---- EXCERPTED DATA

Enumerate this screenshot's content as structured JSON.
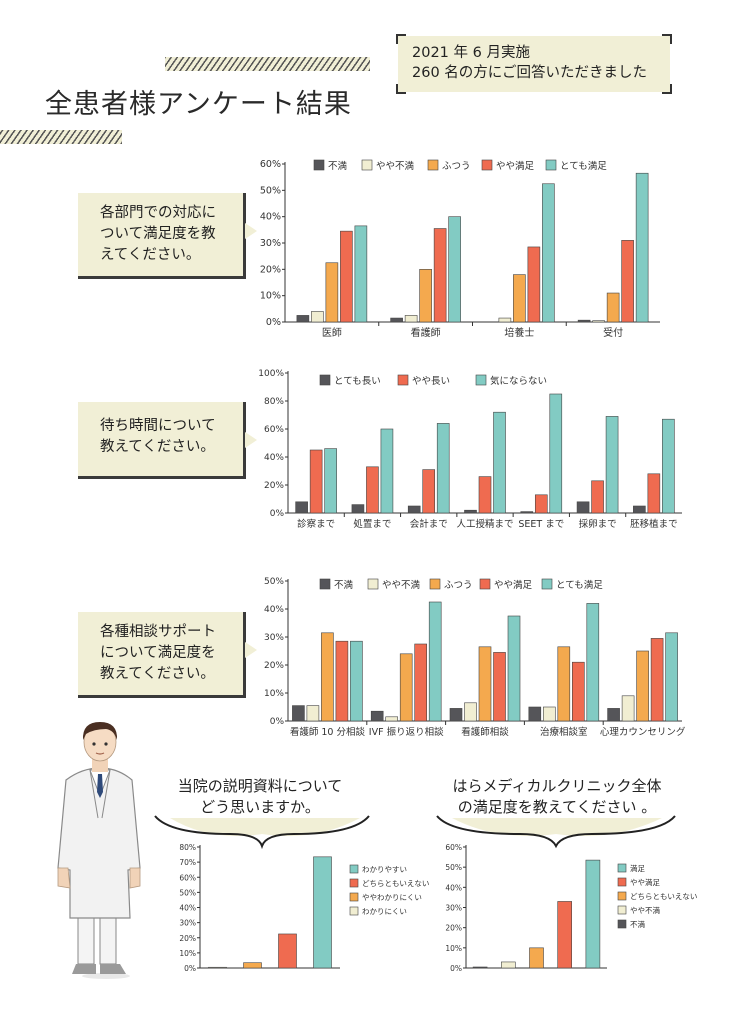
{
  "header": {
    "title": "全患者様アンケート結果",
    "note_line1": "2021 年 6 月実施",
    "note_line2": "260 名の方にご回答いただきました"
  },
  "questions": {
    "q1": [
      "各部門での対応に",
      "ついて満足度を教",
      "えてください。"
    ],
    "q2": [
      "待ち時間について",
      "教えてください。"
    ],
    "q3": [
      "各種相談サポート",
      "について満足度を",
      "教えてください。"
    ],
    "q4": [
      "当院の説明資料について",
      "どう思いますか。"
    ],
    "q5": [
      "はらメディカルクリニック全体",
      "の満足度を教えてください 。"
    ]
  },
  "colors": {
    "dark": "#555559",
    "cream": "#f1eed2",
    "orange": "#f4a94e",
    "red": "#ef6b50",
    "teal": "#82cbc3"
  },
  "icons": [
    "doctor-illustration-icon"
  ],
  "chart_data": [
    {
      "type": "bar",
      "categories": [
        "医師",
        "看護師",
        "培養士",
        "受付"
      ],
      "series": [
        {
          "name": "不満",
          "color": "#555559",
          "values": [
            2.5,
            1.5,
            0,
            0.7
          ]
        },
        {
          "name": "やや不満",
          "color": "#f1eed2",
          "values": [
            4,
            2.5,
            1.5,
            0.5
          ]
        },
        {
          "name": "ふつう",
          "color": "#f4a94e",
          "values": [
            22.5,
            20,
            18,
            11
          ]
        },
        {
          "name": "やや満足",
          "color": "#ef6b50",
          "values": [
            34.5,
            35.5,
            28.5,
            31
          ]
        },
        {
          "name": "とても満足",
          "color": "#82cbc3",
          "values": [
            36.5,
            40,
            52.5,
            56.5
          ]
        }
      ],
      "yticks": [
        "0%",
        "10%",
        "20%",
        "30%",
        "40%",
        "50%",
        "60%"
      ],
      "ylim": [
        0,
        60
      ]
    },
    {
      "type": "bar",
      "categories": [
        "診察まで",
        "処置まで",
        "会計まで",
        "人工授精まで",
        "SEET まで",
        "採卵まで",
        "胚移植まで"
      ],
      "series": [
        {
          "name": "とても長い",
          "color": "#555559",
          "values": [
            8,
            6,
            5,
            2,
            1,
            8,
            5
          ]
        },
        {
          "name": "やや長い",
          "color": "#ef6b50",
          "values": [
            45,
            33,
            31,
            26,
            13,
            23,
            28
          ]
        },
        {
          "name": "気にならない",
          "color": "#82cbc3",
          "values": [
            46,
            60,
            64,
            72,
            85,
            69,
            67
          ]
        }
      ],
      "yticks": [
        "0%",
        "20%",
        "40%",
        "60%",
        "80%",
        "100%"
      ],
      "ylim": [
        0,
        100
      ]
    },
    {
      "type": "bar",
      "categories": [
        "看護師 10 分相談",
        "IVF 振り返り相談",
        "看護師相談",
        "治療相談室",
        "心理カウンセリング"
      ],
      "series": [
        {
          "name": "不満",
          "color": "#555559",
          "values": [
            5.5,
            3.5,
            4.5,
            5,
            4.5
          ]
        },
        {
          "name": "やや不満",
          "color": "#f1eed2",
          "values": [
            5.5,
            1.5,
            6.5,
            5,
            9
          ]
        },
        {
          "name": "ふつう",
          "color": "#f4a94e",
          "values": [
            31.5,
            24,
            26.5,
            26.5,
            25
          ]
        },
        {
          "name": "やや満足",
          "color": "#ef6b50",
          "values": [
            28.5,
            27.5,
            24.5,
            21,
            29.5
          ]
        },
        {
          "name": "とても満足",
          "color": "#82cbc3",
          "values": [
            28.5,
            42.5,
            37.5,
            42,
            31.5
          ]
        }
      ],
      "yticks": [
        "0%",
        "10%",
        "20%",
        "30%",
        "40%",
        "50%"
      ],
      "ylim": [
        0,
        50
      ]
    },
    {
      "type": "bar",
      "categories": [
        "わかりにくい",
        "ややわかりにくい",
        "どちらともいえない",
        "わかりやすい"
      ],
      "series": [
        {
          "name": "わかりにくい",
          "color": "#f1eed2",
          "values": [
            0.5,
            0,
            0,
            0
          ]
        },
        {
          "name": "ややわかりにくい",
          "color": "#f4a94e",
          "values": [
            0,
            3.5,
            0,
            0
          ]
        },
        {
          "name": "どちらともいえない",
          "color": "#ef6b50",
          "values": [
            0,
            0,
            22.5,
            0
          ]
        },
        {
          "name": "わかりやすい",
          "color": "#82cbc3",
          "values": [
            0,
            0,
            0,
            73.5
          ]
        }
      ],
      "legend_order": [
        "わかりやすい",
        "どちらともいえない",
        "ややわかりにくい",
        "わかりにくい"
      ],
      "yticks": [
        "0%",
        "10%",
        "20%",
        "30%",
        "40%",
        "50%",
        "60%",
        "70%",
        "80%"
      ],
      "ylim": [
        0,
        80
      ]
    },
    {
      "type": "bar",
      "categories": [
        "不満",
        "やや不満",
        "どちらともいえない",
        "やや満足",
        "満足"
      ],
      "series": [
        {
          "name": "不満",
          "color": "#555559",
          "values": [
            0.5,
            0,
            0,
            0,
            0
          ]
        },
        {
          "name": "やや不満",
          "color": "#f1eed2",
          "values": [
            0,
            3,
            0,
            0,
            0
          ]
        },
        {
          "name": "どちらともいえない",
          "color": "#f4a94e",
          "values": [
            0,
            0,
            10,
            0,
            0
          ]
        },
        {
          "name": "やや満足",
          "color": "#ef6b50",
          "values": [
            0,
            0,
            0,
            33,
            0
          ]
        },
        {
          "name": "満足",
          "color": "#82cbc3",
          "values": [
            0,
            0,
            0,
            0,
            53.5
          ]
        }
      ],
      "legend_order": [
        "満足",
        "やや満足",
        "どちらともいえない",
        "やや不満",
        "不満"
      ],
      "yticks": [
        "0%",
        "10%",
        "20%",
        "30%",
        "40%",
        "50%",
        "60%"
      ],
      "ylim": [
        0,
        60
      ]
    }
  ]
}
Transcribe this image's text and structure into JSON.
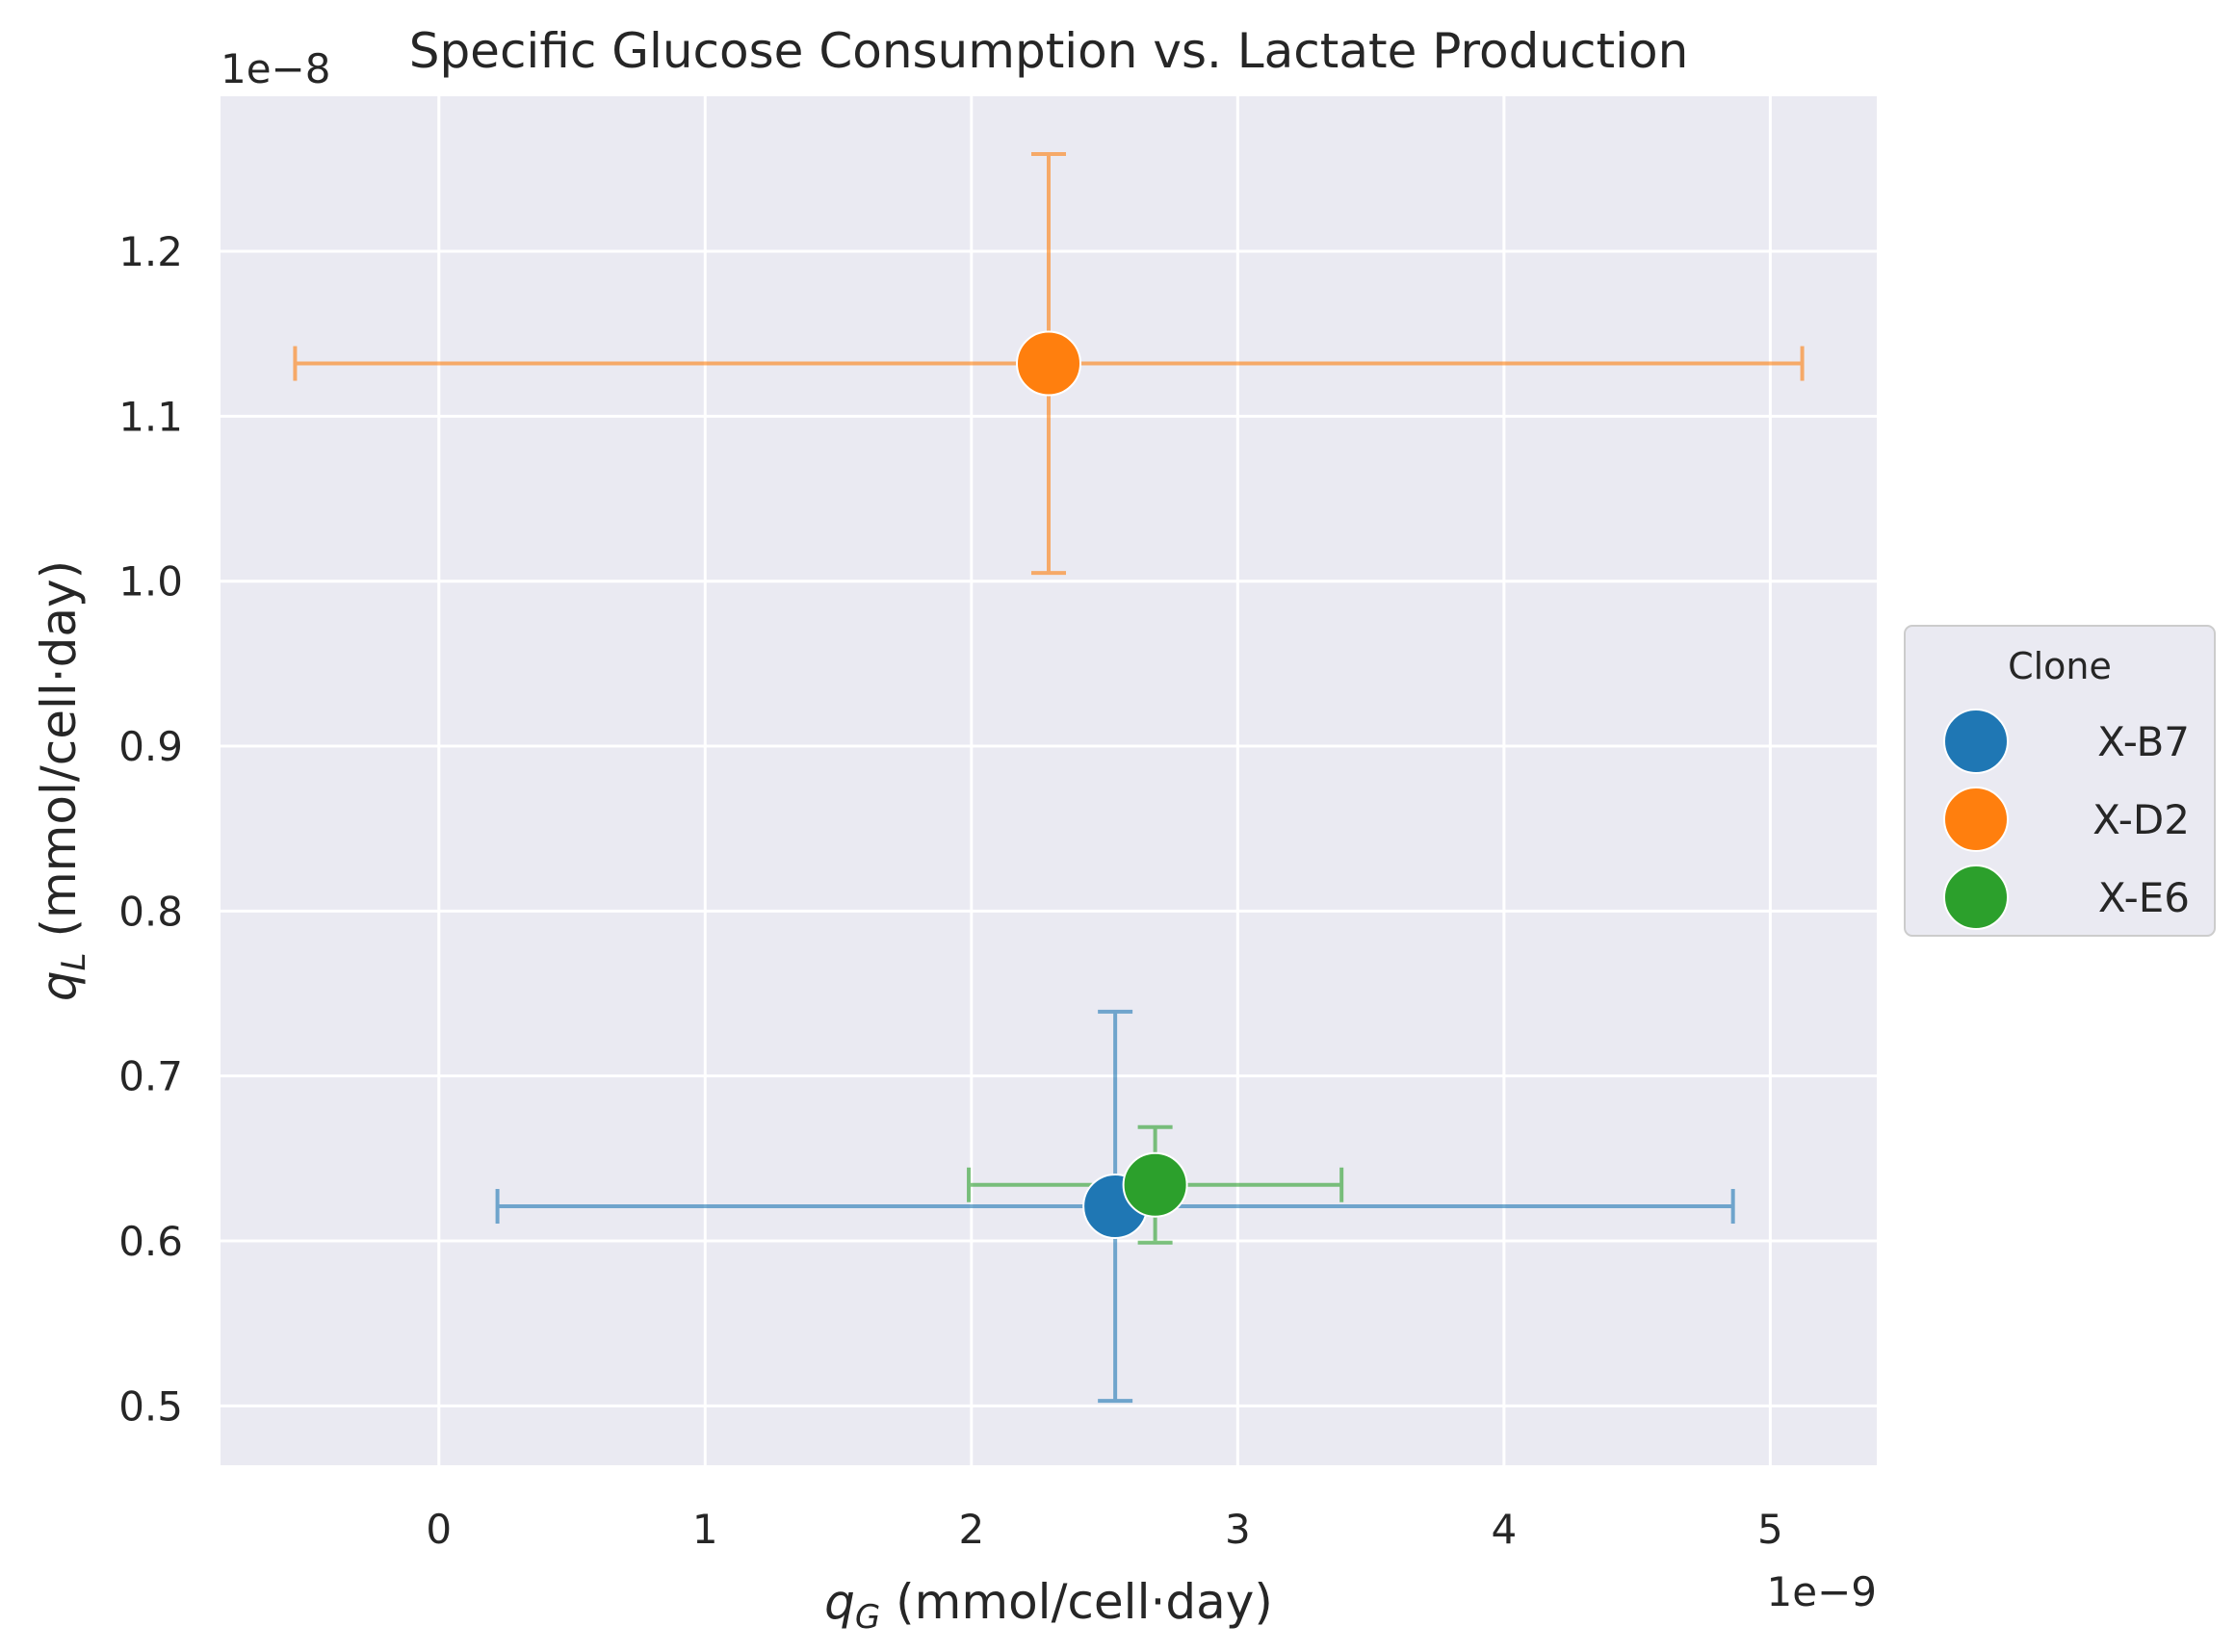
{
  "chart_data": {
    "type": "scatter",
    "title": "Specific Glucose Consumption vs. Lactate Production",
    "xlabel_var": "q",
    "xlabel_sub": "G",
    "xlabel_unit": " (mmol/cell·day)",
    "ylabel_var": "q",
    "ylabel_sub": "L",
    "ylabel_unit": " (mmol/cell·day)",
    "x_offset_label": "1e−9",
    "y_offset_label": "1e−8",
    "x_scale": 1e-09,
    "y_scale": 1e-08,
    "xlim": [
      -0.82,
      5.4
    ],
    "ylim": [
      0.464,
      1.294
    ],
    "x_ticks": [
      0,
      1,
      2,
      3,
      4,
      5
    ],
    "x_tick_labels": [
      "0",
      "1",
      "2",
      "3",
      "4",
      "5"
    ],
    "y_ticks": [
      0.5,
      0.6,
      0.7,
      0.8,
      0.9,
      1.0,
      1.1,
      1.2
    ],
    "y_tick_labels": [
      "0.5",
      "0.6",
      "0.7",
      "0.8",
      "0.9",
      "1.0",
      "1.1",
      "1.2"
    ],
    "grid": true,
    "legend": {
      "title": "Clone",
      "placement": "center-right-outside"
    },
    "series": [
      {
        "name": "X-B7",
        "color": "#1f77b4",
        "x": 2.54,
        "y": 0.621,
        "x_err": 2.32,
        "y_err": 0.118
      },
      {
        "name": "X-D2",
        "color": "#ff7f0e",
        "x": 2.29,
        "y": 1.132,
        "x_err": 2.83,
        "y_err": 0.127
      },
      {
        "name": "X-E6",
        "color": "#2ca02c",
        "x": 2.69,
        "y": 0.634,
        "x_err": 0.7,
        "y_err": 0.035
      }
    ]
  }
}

--------

_GIVEN REQUEST_. Answer with a single number: the count of lines holding the word "mmol".

_RESULT OF THE EXERCISE_. 2